Stored data
((

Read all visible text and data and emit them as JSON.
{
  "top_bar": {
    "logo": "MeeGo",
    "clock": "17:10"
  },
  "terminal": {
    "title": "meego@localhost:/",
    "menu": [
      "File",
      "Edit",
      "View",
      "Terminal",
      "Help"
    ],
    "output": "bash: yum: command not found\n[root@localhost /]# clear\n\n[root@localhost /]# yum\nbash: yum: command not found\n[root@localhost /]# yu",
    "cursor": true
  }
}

))

**Work to do**
Write out every record verbatim.

**Task output**
Read all visible text and data and emit them as JSON.
{
  "top_bar": {
    "logo": "MeeGo",
    "clock": "17:10"
  },
  "terminal": {
    "title": "meego@localhost:/",
    "menu": [
      "File",
      "Edit",
      "View",
      "Terminal",
      "Help"
    ],
    "output": "bash: yum: command not found\n[root@localhost /]# clear\n\n[root@localhost /]# yum\nbash: yum: command not found\n[root@localhost /]# yu",
    "cursor": true
  }
}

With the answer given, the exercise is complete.